─── SUPPLIED MATERIAL
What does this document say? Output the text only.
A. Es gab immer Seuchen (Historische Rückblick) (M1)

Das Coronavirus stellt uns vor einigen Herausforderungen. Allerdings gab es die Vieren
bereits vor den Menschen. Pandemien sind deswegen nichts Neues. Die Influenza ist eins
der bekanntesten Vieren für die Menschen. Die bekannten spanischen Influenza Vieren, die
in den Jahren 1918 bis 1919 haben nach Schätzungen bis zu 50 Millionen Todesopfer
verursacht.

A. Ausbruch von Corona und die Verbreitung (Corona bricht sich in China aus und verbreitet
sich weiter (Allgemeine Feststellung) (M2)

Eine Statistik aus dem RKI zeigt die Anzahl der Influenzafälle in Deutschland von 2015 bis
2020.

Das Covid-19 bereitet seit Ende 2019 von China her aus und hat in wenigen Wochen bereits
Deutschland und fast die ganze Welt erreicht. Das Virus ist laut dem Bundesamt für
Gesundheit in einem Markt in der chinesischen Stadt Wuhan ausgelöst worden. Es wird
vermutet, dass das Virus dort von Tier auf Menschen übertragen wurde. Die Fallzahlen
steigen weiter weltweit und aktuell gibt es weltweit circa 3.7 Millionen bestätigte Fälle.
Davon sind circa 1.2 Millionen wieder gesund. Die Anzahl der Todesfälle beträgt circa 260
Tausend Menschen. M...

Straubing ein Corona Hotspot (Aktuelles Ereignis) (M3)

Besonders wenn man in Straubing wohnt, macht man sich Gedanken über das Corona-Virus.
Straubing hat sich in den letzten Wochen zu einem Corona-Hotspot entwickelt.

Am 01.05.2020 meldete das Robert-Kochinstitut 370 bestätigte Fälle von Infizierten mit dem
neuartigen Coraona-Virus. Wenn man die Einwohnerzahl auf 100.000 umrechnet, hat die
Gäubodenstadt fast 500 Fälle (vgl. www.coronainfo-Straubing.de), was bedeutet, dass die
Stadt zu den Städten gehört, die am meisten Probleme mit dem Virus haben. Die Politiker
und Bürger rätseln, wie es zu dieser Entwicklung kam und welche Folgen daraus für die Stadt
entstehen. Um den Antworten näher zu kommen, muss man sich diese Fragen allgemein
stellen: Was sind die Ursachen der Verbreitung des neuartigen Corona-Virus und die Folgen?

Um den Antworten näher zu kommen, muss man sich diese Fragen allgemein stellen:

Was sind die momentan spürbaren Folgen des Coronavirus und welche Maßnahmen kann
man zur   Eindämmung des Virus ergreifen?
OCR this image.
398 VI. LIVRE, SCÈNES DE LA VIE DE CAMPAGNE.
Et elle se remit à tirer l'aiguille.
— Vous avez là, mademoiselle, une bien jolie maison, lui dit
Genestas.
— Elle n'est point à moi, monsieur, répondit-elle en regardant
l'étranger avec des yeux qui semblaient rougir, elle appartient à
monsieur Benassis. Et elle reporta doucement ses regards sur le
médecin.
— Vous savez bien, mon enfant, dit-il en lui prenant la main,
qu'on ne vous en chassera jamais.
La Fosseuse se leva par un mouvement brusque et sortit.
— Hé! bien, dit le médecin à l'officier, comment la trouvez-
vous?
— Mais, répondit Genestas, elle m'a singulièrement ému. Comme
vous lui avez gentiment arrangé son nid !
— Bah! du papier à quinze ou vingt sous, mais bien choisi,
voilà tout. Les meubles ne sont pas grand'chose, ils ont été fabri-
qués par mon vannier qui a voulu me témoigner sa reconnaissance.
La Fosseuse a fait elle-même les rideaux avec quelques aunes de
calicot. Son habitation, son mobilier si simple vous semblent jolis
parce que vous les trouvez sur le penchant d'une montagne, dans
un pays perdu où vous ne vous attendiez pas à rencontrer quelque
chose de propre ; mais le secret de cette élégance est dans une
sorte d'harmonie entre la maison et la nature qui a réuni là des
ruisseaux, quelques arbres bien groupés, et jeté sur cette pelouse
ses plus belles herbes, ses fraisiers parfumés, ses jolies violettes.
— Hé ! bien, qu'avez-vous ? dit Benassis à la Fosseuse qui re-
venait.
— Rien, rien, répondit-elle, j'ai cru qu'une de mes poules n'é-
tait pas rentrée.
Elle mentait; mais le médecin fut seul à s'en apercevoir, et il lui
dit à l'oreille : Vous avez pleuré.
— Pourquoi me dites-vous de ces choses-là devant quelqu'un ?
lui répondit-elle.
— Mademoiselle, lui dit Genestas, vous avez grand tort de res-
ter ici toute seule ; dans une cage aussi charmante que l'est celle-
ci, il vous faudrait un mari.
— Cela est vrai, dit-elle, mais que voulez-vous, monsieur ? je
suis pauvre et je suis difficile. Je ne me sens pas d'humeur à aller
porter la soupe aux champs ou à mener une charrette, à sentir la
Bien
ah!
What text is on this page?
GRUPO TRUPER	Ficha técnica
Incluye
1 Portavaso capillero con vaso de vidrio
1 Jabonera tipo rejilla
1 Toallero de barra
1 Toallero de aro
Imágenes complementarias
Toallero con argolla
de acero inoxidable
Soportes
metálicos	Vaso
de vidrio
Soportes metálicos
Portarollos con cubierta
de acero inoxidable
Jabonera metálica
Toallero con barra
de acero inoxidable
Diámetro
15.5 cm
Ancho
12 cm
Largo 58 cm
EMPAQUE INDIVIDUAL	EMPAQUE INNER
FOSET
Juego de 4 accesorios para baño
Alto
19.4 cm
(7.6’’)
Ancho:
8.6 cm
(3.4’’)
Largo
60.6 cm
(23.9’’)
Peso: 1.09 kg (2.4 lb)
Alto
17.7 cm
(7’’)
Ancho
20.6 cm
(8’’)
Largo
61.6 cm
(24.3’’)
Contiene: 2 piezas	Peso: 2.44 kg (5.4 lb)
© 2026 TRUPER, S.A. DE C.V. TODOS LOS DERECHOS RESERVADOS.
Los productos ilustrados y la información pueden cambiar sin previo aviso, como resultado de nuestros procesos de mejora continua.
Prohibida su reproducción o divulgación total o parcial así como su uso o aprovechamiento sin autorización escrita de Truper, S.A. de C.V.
──────
● BRIEF
I need exact copies of the lines from the one holding "What text is on this page?" through the end of the records above, and nothing beyond them.

● SOLUTION TO THE EXERCISE
What text is on this page?
GRUPO TRUPER	Ficha técnica
Incluye
1 Portavaso capillero con vaso de vidrio
1 Jabonera tipo rejilla
1 Toallero de barra
1 Toallero de aro
Imágenes complementarias
Toallero con argolla
de acero inoxidable
Soportes
metálicos	Vaso
de vidrio
Soportes metálicos
Portarollos con cubierta
de acero inoxidable
Jabonera metálica
Toallero con barra
de acero inoxidable
Diámetro
15.5 cm
Ancho
12 cm
Largo 58 cm
EMPAQUE INDIVIDUAL	EMPAQUE INNER
FOSET
Juego de 4 accesorios para baño
Alto
19.4 cm
(7.6’’)
Ancho:
8.6 cm
(3.4’’)
Largo
60.6 cm
(23.9’’)
Peso: 1.09 kg (2.4 lb)
Alto
17.7 cm
(7’’)
Ancho
20.6 cm
(8’’)
Largo
61.6 cm
(24.3’’)
Contiene: 2 piezas	Peso: 2.44 kg (5.4 lb)
© 2026 TRUPER, S.A. DE C.V. TODOS LOS DERECHOS RESERVADOS.
Los productos ilustrados y la información pueden cambiar sin previo aviso, como resultado de nuestros procesos de mejora continua.
Prohibida su reproducción o divulgación total o parcial así como su uso o aprovechamiento sin autorización escrita de Truper, S.A. de C.V.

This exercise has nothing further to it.